=== Information shown ===

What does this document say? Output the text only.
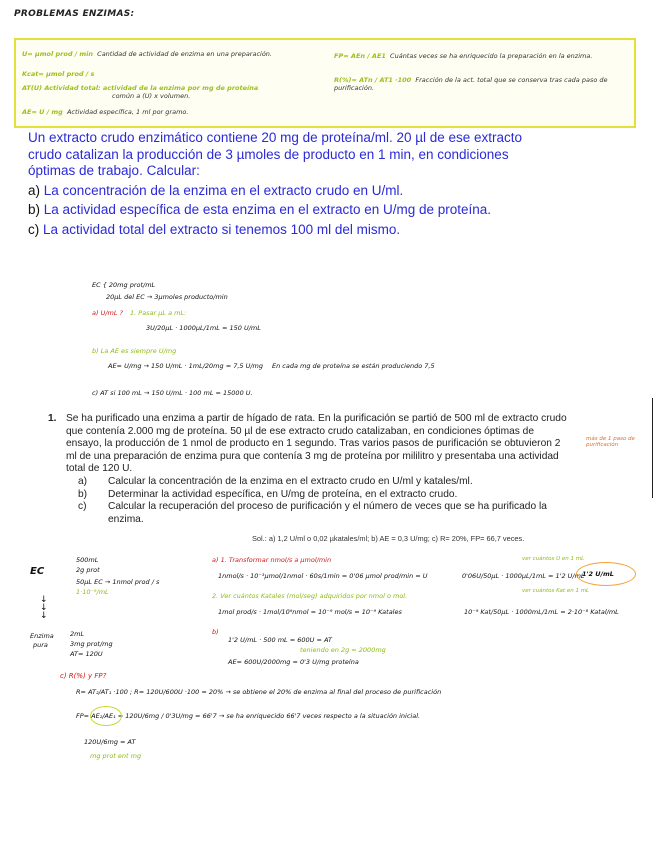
PROBLEMAS ENZIMAS:
U= μmol prod / min Cantidad de actividad de enzima en una preparación.
Kcat= μmol prod / s
AT(U) Actividad total: actividad de la enzima por mg de proteína
común a (U) x volumen.
AE= U / mg Actividad específica, 1 ml por gramo.
FP= AEn / AE1 Cuántas veces se ha enriquecido la preparación en la enzima.
R(%)= ATn / AT1 ·100 Fracción de la act. total que se conserva tras cada paso de purificación.

Un extracto crudo enzimático contiene 20 mg de proteína/ml. 20 µl de ese extracto crudo catalizan la producción de 3 µmoles de producto en 1 min, en condiciones óptimas de trabajo. Calcular:

a) La concentración de la enzima en el extracto crudo en U/ml.

b) La actividad específica de esta enzima en el extracto en U/mg de proteína.

c) La actividad total del extracto si tenemos 100 ml del mismo.

EC { 20mg prot/mL
20μL del EC → 3μmoles producto/min
a) U/mL ? 1. Pasar μL a mL:
3U/20μL · 1000μL/1mL = 150 U/mL
b) La AE es siempre U/mg
AE= U/mg → 150 U/mL · 1mL/20mg = 7,5 U/mg En cada mg de proteína se están produciendo 7,5
c) AT si 100 mL → 150 U/mL · 100 mL = 15000 U.
1. Se ha purificado una enzima a partir de hígado de rata. En la purificación se partió de 500 ml de extracto crudo que contenía 2.000 mg de proteína. 50 µl de ese extracto crudo catalizaban, en condiciones óptimas de ensayo, la producción de 1 nmol de producto en 1 segundo. Tras varios pasos de purificación se obtuvieron 2 ml de una preparación de enzima pura que contenía 3 mg de proteína por mililitro y presentaba una actividad total de 120 U.
a)	Calcular la concentración de la enzima en el extracto crudo en U/ml y katales/ml.
b)	Determinar la actividad específica, en U/mg de proteína, en el extracto crudo.
c)	Calcular la recuperación del proceso de purificación y el número de veces que se ha purificado la enzima.
más de 1 paso de purificación
Sol.: a) 1,2 U/ml o 0,02 µkatales/ml; b) AE = 0,3 U/mg; c) R= 20%, FP= 66,7 veces.
EC
500mL
2g prot
50μL EC → 1nmol prod / s
1·10⁻⁹/mL
↓
↓
↓
Enzima
pura
2mL
3mg prot/mg
AT= 120U
a) 1. Transformar nmol/s a μmol/min
1nmol/s · 10⁻³μmol/1nmol · 60s/1min = 0'06 μmol prod/min = U	0'06U/50μL · 1000μL/1mL = 1'2 U/mL
ver cuántos U en 1 mL
1'2 U/mL
2. Ver cuántos Katales (mol/seg) adquiridos por nmol o mol.
1mol prod/s · 1mol/10⁹nmol = 10⁻⁹ mol/s = 10⁻⁹ Katales	10⁻⁹ Kat/50μL · 1000mL/1mL = 2·10⁻⁸ Katal/mL
ver cuántos Kat en 1 mL
b)
1'2 U/mL · 500 mL = 600U = AT
teniendo en 2g = 2000mg
AE= 600U/2000mg = 0'3 U/mg proteína
c) R(%) y FP?
R= AT₂/AT₁ ·100 ; R= 120U/600U ·100 = 20% → se obtiene el 20% de enzima al final del proceso de purificación
FP= AE₂/AE₁ = 120U/6mg / 0'3U/mg = 66'7 → se ha enriquecido 66'7 veces respecto a la situación inicial.
120U/6mg = AT
mg prot ent mg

===

» **What you will do**: Return the entries unchanged, save for the pictures, which do not belong in the copy.

» **Exercise output**:
What does this document say? Output the text only.
PROBLEMAS ENZIMAS:
U= μmol prod / min Cantidad de actividad de enzima en una preparación.
Kcat= μmol prod / s
AT(U) Actividad total: actividad de la enzima por mg de proteína
común a (U) x volumen.
AE= U / mg Actividad específica, 1 ml por gramo.
FP= AEn / AE1 Cuántas veces se ha enriquecido la preparación en la enzima.
R(%)= ATn / AT1 ·100 Fracción de la act. total que se conserva tras cada paso de purificación.

Un extracto crudo enzimático contiene 20 mg de proteína/ml. 20 µl de ese extracto crudo catalizan la producción de 3 µmoles de producto en 1 min, en condiciones óptimas de trabajo. Calcular:

a) La concentración de la enzima en el extracto crudo en U/ml.

b) La actividad específica de esta enzima en el extracto en U/mg de proteína.

c) La actividad total del extracto si tenemos 100 ml del mismo.

EC { 20mg prot/mL
20μL del EC → 3μmoles producto/min
a) U/mL ? 1. Pasar μL a mL:
3U/20μL · 1000μL/1mL = 150 U/mL
b) La AE es siempre U/mg
AE= U/mg → 150 U/mL · 1mL/20mg = 7,5 U/mg En cada mg de proteína se están produciendo 7,5
c) AT si 100 mL → 150 U/mL · 100 mL = 15000 U.
1. Se ha purificado una enzima a partir de hígado de rata. En la purificación se partió de 500 ml de extracto crudo que contenía 2.000 mg de proteína. 50 µl de ese extracto crudo catalizaban, en condiciones óptimas de ensayo, la producción de 1 nmol de producto en 1 segundo. Tras varios pasos de purificación se obtuvieron 2 ml de una preparación de enzima pura que contenía 3 mg de proteína por mililitro y presentaba una actividad total de 120 U.
a)	Calcular la concentración de la enzima en el extracto crudo en U/ml y katales/ml.
b)	Determinar la actividad específica, en U/mg de proteína, en el extracto crudo.
c)	Calcular la recuperación del proceso de purificación y el número de veces que se ha purificado la enzima.
más de 1 paso de purificación
Sol.: a) 1,2 U/ml o 0,02 µkatales/ml; b) AE = 0,3 U/mg; c) R= 20%, FP= 66,7 veces.
EC
500mL
2g prot
50μL EC → 1nmol prod / s
1·10⁻⁹/mL
↓
↓
↓
Enzima
pura
2mL
3mg prot/mg
AT= 120U
a) 1. Transformar nmol/s a μmol/min
1nmol/s · 10⁻³μmol/1nmol · 60s/1min = 0'06 μmol prod/min = U	0'06U/50μL · 1000μL/1mL = 1'2 U/mL
ver cuántos U en 1 mL
1'2 U/mL
2. Ver cuántos Katales (mol/seg) adquiridos por nmol o mol.
1mol prod/s · 1mol/10⁹nmol = 10⁻⁹ mol/s = 10⁻⁹ Katales	10⁻⁹ Kat/50μL · 1000mL/1mL = 2·10⁻⁸ Katal/mL
ver cuántos Kat en 1 mL
b)
1'2 U/mL · 500 mL = 600U = AT
teniendo en 2g = 2000mg
AE= 600U/2000mg = 0'3 U/mg proteína
c) R(%) y FP?
R= AT₂/AT₁ ·100 ; R= 120U/600U ·100 = 20% → se obtiene el 20% de enzima al final del proceso de purificación
FP= AE₂/AE₁ = 120U/6mg / 0'3U/mg = 66'7 → se ha enriquecido 66'7 veces respecto a la situación inicial.
120U/6mg = AT
mg prot ent mg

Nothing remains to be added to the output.